Output every entry exactly, from the first line to the last.
──────────
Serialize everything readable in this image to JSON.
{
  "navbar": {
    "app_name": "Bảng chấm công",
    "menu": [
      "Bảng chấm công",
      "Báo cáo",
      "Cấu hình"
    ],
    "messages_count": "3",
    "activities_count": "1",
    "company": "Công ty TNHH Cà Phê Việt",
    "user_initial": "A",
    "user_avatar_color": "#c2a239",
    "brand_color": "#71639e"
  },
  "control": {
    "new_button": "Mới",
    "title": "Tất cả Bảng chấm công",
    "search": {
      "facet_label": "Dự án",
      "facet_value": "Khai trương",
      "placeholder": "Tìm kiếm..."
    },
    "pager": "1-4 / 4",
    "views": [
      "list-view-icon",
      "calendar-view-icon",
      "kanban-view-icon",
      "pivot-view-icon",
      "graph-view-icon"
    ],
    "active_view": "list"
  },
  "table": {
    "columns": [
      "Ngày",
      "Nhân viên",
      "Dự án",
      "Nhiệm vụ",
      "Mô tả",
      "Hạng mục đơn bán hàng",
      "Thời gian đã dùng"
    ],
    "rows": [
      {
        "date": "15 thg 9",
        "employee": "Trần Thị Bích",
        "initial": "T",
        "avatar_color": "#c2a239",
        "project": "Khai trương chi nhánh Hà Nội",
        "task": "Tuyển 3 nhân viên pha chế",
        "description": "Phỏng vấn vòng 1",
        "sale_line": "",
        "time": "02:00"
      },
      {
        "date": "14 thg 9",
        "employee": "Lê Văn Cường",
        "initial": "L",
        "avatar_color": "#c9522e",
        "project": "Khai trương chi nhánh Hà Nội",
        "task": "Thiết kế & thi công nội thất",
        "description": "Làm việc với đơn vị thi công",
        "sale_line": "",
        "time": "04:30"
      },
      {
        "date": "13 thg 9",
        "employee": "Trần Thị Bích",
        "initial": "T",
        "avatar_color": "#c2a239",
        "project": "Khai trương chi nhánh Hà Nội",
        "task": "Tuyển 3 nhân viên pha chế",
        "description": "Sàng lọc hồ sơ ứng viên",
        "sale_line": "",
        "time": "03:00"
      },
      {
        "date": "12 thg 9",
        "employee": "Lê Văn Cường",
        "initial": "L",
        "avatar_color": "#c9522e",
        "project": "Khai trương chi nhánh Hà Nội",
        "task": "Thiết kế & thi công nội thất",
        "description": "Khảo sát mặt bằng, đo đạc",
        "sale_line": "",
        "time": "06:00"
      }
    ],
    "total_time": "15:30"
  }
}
──────────
# [Response below]
Serialize everything readable in this image to JSON.
{
  "navbar": {
    "app_name": "Bảng chấm công",
    "menu": [
      "Bảng chấm công",
      "Báo cáo",
      "Cấu hình"
    ],
    "messages_count": "3",
    "activities_count": "1",
    "company": "Công ty TNHH Cà Phê Việt",
    "user_initial": "A",
    "user_avatar_color": "#c2a239",
    "brand_color": "#71639e"
  },
  "control": {
    "new_button": "Mới",
    "title": "Tất cả Bảng chấm công",
    "search": {
      "facet_label": "Dự án",
      "facet_value": "Khai trương",
      "placeholder": "Tìm kiếm..."
    },
    "pager": "1-4 / 4",
    "views": [
      "list-view-icon",
      "calendar-view-icon",
      "kanban-view-icon",
      "pivot-view-icon",
      "graph-view-icon"
    ],
    "active_view": "list"
  },
  "table": {
    "columns": [
      "Ngày",
      "Nhân viên",
      "Dự án",
      "Nhiệm vụ",
      "Mô tả",
      "Hạng mục đơn bán hàng",
      "Thời gian đã dùng"
    ],
    "rows": [
      {
        "date": "15 thg 9",
        "employee": "Trần Thị Bích",
        "initial": "T",
        "avatar_color": "#c2a239",
        "project": "Khai trương chi nhánh Hà Nội",
        "task": "Tuyển 3 nhân viên pha chế",
        "description": "Phỏng vấn vòng 1",
        "sale_line": "",
        "time": "02:00"
      },
      {
        "date": "14 thg 9",
        "employee": "Lê Văn Cường",
        "initial": "L",
        "avatar_color": "#c9522e",
        "project": "Khai trương chi nhánh Hà Nội",
        "task": "Thiết kế & thi công nội thất",
        "description": "Làm việc với đơn vị thi công",
        "sale_line": "",
        "time": "04:30"
      },
      {
        "date": "13 thg 9",
        "employee": "Trần Thị Bích",
        "initial": "T",
        "avatar_color": "#c2a239",
        "project": "Khai trương chi nhánh Hà Nội",
        "task": "Tuyển 3 nhân viên pha chế",
        "description": "Sàng lọc hồ sơ ứng viên",
        "sale_line": "",
        "time": "03:00"
      },
      {
        "date": "12 thg 9",
        "employee": "Lê Văn Cường",
        "initial": "L",
        "avatar_color": "#c9522e",
        "project": "Khai trương chi nhánh Hà Nội",
        "task": "Thiết kế & thi công nội thất",
        "description": "Khảo sát mặt bằng, đo đạc",
        "sale_line": "",
        "time": "06:00"
      }
    ],
    "total_time": "15:30"
  }
}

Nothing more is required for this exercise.